** EXERCISE DETAILS **
Collect each line holding the string "name".

┄┄┄┄┄┄

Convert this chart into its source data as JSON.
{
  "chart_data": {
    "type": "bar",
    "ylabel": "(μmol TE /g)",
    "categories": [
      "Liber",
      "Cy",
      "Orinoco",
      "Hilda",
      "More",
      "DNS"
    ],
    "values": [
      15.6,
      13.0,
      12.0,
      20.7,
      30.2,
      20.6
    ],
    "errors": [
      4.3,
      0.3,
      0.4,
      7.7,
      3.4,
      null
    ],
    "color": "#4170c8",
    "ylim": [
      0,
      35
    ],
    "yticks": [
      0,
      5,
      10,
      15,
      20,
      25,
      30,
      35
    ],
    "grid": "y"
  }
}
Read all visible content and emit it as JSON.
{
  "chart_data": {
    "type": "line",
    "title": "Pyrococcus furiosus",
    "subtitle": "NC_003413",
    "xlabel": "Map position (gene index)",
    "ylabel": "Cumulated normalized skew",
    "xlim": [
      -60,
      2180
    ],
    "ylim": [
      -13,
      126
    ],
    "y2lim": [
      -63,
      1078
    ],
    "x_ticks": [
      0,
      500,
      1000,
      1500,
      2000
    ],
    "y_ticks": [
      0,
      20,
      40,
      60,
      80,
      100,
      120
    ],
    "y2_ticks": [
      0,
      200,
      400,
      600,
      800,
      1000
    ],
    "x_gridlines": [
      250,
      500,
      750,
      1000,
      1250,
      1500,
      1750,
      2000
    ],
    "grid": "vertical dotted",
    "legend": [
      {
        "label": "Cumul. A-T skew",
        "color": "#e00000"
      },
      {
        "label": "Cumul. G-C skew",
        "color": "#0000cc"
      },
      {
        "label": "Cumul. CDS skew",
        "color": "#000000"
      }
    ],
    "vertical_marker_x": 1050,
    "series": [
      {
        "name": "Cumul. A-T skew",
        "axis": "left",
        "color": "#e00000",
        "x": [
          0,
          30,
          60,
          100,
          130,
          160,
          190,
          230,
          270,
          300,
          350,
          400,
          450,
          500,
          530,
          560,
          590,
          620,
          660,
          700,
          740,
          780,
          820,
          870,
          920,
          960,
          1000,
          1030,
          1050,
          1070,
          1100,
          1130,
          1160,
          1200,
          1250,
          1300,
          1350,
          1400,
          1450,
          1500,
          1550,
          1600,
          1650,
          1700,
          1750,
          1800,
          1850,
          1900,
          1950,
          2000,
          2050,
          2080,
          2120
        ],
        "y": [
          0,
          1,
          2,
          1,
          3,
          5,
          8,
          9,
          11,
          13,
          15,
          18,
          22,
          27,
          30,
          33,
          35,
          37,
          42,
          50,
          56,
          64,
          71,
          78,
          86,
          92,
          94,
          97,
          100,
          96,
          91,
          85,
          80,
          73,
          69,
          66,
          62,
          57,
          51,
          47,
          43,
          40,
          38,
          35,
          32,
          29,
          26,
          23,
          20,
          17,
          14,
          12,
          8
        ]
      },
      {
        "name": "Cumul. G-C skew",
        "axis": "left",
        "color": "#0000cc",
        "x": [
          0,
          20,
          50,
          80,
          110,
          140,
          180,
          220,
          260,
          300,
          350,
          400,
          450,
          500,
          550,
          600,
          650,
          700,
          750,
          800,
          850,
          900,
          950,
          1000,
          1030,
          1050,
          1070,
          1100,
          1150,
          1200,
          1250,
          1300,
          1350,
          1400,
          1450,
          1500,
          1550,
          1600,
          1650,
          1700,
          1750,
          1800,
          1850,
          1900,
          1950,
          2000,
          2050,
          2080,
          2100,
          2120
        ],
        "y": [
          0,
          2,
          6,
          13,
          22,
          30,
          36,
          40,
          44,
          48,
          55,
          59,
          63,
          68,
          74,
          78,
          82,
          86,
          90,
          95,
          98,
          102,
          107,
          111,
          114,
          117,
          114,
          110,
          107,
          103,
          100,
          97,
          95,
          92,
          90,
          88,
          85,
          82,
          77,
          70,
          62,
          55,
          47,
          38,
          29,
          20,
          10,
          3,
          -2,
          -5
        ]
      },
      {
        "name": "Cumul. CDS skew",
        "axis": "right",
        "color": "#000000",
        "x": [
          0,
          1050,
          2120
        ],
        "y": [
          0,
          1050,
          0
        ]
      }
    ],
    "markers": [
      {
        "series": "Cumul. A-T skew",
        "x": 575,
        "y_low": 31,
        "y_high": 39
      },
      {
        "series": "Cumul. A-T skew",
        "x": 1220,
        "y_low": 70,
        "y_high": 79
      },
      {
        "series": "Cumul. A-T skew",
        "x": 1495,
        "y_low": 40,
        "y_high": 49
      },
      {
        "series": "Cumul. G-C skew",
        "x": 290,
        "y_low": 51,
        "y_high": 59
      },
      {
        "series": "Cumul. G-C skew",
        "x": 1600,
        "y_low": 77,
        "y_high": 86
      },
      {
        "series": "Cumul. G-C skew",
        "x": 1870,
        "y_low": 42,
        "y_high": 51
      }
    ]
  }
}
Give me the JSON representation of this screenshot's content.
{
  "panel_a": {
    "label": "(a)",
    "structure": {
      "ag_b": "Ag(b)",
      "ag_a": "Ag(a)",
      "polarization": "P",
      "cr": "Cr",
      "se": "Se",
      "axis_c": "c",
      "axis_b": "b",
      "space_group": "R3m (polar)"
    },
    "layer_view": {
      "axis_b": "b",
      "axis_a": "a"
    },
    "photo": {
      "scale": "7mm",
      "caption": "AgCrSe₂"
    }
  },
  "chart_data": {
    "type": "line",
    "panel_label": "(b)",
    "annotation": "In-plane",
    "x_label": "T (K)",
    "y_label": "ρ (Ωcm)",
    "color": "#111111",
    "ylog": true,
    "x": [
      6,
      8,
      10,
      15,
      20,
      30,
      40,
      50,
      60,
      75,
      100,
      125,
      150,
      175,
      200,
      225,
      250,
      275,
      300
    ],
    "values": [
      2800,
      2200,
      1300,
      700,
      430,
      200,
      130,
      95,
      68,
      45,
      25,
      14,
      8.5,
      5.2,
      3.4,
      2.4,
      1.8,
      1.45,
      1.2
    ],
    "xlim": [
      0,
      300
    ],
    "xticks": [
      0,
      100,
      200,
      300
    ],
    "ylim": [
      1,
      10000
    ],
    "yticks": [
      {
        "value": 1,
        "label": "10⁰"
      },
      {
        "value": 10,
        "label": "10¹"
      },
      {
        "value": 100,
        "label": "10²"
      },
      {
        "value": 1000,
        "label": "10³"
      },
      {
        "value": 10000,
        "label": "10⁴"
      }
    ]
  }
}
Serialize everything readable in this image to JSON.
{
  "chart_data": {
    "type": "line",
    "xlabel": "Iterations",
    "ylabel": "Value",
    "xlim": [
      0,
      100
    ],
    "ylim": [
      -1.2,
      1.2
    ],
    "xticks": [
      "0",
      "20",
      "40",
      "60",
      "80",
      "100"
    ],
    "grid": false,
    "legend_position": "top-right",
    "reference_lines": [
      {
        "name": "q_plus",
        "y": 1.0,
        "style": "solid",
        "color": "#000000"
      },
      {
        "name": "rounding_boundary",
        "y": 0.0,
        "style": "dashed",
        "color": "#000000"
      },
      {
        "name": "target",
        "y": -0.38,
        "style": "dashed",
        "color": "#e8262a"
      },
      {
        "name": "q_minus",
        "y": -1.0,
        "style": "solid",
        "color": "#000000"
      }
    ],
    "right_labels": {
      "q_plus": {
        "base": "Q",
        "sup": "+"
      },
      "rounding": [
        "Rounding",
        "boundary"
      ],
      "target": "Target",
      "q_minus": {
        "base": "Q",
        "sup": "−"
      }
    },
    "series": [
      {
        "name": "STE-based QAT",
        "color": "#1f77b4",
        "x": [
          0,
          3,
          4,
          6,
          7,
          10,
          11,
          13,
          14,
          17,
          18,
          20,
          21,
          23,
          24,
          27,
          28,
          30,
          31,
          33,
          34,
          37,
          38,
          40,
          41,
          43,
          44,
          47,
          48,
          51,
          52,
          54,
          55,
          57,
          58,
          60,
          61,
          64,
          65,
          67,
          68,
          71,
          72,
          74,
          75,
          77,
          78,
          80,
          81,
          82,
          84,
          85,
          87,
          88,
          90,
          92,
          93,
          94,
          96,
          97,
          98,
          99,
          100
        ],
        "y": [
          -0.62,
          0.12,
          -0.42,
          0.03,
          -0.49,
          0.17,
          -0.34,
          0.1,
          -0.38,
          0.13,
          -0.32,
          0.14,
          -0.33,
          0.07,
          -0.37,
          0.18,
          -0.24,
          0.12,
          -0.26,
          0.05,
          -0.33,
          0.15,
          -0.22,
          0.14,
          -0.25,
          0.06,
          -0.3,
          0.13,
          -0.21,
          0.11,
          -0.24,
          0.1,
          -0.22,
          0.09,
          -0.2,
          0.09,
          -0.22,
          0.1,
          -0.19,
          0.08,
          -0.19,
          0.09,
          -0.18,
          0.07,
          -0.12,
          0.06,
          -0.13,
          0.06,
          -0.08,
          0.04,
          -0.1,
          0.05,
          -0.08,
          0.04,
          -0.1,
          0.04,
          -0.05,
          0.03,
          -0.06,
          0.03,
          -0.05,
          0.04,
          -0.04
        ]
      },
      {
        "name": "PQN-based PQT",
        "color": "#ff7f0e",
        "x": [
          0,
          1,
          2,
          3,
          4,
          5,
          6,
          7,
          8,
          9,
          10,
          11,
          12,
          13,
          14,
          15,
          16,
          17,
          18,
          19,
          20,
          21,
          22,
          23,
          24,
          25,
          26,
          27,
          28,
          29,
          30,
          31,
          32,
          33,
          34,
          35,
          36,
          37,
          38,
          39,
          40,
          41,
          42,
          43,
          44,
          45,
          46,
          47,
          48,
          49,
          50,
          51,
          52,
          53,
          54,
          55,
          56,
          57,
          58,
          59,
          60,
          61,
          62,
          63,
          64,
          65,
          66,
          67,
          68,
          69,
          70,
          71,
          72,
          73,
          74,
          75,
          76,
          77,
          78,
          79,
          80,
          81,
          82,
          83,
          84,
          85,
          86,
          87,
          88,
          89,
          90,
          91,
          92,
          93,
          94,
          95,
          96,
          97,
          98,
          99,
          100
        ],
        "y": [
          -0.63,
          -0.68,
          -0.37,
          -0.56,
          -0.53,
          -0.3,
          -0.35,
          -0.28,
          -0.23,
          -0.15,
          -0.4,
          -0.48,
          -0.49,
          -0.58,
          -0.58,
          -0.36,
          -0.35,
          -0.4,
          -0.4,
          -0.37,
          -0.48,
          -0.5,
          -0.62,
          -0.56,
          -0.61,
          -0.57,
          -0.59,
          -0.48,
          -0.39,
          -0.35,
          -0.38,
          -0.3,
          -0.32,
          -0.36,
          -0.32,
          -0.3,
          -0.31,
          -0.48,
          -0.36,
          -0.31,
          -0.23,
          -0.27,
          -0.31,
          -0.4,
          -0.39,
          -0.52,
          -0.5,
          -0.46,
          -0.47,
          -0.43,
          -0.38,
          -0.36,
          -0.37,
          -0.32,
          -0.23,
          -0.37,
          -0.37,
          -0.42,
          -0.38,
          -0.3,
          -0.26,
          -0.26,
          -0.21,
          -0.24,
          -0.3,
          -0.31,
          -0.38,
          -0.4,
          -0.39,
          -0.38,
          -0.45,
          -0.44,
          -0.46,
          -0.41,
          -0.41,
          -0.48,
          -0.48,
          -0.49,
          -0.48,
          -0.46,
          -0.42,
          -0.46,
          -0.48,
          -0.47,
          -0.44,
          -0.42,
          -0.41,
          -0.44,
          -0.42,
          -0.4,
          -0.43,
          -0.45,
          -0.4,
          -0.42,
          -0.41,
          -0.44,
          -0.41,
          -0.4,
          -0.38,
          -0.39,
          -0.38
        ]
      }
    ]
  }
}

┄┄┄┄┄┄

** COMPLETE ANSWER **
        "name": "Cumul. A-T skew",
        "name": "Cumul. G-C skew",
        "name": "Cumul. CDS skew",
        "name": "q_plus",
        "name": "rounding_boundary",
        "name": "target",
        "name": "q_minus",
        "name": "STE-based QAT",
        "name": "PQN-based PQT",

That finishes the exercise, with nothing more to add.